→ **WHAT IS NEEDED**: Quote the whole listing word for word, please.

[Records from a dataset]
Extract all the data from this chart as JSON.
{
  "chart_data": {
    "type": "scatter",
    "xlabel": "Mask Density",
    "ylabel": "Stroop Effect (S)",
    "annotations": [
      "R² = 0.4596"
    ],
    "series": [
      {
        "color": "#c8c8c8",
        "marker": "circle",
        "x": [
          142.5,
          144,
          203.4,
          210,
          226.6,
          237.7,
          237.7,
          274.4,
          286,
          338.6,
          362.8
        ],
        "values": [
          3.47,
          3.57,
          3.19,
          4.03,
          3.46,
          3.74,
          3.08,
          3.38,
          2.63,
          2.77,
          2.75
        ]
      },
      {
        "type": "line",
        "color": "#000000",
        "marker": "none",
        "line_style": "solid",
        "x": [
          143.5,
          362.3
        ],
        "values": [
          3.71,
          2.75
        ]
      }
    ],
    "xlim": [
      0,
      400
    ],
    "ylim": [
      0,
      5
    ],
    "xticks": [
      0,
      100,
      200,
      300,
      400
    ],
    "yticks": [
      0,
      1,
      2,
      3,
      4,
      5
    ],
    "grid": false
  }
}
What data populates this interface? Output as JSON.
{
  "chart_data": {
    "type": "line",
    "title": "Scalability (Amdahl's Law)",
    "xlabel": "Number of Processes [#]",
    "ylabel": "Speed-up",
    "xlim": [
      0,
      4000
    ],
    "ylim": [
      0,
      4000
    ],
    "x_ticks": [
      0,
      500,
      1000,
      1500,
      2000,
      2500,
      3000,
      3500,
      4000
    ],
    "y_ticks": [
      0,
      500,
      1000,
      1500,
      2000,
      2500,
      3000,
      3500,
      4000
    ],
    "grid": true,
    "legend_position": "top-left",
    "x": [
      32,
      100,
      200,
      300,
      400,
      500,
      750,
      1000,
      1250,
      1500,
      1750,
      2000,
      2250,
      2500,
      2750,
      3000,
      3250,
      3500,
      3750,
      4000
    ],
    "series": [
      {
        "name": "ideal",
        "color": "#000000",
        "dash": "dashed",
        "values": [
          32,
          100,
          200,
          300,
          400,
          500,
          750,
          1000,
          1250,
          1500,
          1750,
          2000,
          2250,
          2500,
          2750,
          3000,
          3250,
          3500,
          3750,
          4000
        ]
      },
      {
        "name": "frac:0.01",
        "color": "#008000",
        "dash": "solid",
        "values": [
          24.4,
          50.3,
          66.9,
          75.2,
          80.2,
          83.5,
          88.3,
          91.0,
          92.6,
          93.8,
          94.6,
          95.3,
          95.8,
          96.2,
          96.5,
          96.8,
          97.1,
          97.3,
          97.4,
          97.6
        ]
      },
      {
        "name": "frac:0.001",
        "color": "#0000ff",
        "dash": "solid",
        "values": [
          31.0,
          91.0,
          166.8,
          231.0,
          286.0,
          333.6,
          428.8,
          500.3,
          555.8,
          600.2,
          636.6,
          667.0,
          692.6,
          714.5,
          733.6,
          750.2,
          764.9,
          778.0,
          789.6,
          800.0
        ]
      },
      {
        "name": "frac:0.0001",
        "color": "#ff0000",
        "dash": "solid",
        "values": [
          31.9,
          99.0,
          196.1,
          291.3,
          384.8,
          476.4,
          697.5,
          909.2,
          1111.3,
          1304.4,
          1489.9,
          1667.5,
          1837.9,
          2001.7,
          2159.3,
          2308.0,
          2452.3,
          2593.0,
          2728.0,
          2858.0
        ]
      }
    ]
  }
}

→ **ANSWER TO THE TASK**:
Extract all the data from this chart as JSON.
{
  "chart_data": {
    "type": "scatter",
    "xlabel": "Mask Density",
    "ylabel": "Stroop Effect (S)",
    "annotations": [
      "R² = 0.4596"
    ],
    "series": [
      {
        "color": "#c8c8c8",
        "marker": "circle",
        "x": [
          142.5,
          144,
          203.4,
          210,
          226.6,
          237.7,
          237.7,
          274.4,
          286,
          338.6,
          362.8
        ],
        "values": [
          3.47,
          3.57,
          3.19,
          4.03,
          3.46,
          3.74,
          3.08,
          3.38,
          2.63,
          2.77,
          2.75
        ]
      },
      {
        "type": "line",
        "color": "#000000",
        "marker": "none",
        "line_style": "solid",
        "x": [
          143.5,
          362.3
        ],
        "values": [
          3.71,
          2.75
        ]
      }
    ],
    "xlim": [
      0,
      400
    ],
    "ylim": [
      0,
      5
    ],
    "xticks": [
      0,
      100,
      200,
      300,
      400
    ],
    "yticks": [
      0,
      1,
      2,
      3,
      4,
      5
    ],
    "grid": false
  }
}
What data populates this interface? Output as JSON.
{
  "chart_data": {
    "type": "line",
    "title": "Scalability (Amdahl's Law)",
    "xlabel": "Number of Processes [#]",
    "ylabel": "Speed-up",
    "xlim": [
      0,
      4000
    ],
    "ylim": [
      0,
      4000
    ],
    "x_ticks": [
      0,
      500,
      1000,
      1500,
      2000,
      2500,
      3000,
      3500,
      4000
    ],
    "y_ticks": [
      0,
      500,
      1000,
      1500,
      2000,
      2500,
      3000,
      3500,
      4000
    ],
    "grid": true,
    "legend_position": "top-left",
    "x": [
      32,
      100,
      200,
      300,
      400,
      500,
      750,
      1000,
      1250,
      1500,
      1750,
      2000,
      2250,
      2500,
      2750,
      3000,
      3250,
      3500,
      3750,
      4000
    ],
    "series": [
      {
        "name": "ideal",
        "color": "#000000",
        "dash": "dashed",
        "values": [
          32,
          100,
          200,
          300,
          400,
          500,
          750,
          1000,
          1250,
          1500,
          1750,
          2000,
          2250,
          2500,
          2750,
          3000,
          3250,
          3500,
          3750,
          4000
        ]
      },
      {
        "name": "frac:0.01",
        "color": "#008000",
        "dash": "solid",
        "values": [
          24.4,
          50.3,
          66.9,
          75.2,
          80.2,
          83.5,
          88.3,
          91.0,
          92.6,
          93.8,
          94.6,
          95.3,
          95.8,
          96.2,
          96.5,
          96.8,
          97.1,
          97.3,
          97.4,
          97.6
        ]
      },
      {
        "name": "frac:0.001",
        "color": "#0000ff",
        "dash": "solid",
        "values": [
          31.0,
          91.0,
          166.8,
          231.0,
          286.0,
          333.6,
          428.8,
          500.3,
          555.8,
          600.2,
          636.6,
          667.0,
          692.6,
          714.5,
          733.6,
          750.2,
          764.9,
          778.0,
          789.6,
          800.0
        ]
      },
      {
        "name": "frac:0.0001",
        "color": "#ff0000",
        "dash": "solid",
        "values": [
          31.9,
          99.0,
          196.1,
          291.3,
          384.8,
          476.4,
          697.5,
          909.2,
          1111.3,
          1304.4,
          1489.9,
          1667.5,
          1837.9,
          2001.7,
          2159.3,
          2308.0,
          2452.3,
          2593.0,
          2728.0,
          2858.0
        ]
      }
    ]
  }
}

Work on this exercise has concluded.